[Stored records]
──────────

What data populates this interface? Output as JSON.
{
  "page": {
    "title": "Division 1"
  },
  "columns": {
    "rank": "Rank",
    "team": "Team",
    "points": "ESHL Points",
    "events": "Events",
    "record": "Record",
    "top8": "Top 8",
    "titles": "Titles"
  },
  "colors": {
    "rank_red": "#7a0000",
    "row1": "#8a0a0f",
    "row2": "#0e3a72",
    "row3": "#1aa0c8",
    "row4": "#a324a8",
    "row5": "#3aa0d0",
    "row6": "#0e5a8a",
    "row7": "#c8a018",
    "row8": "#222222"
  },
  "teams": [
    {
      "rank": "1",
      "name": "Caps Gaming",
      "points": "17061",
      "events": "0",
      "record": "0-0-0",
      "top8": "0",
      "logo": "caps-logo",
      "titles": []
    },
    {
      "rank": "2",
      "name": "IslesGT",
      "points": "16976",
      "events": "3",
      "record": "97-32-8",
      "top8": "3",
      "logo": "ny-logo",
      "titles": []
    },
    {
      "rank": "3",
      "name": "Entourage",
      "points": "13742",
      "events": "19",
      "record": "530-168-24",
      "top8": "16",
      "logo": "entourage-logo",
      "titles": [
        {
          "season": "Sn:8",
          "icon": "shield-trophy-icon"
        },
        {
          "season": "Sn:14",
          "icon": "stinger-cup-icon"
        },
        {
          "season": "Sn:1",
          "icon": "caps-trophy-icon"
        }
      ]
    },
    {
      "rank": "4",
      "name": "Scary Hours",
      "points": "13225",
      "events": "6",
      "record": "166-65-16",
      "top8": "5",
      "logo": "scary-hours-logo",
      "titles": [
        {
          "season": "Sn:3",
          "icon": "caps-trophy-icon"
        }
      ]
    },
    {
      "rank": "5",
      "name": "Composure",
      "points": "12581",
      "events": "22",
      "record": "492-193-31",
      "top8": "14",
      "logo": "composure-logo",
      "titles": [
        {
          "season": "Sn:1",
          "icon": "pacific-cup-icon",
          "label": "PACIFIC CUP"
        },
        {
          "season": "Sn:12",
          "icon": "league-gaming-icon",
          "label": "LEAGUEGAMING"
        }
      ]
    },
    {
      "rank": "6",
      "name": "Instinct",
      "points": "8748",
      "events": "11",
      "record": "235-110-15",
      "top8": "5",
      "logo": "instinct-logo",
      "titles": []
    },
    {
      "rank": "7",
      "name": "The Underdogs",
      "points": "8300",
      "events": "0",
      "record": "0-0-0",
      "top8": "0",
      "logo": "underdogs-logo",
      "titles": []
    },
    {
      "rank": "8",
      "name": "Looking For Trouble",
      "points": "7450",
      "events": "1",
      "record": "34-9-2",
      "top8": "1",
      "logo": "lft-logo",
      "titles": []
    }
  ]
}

──────────

Exercise:
Search the lines above for the string "events" and copy each line that has it.

Output below:
    "events": "Events",
      "events": "0",
      "events": "3",
      "events": "19",
      "events": "6",
      "events": "22",
      "events": "11",
      "events": "0",
      "events": "1",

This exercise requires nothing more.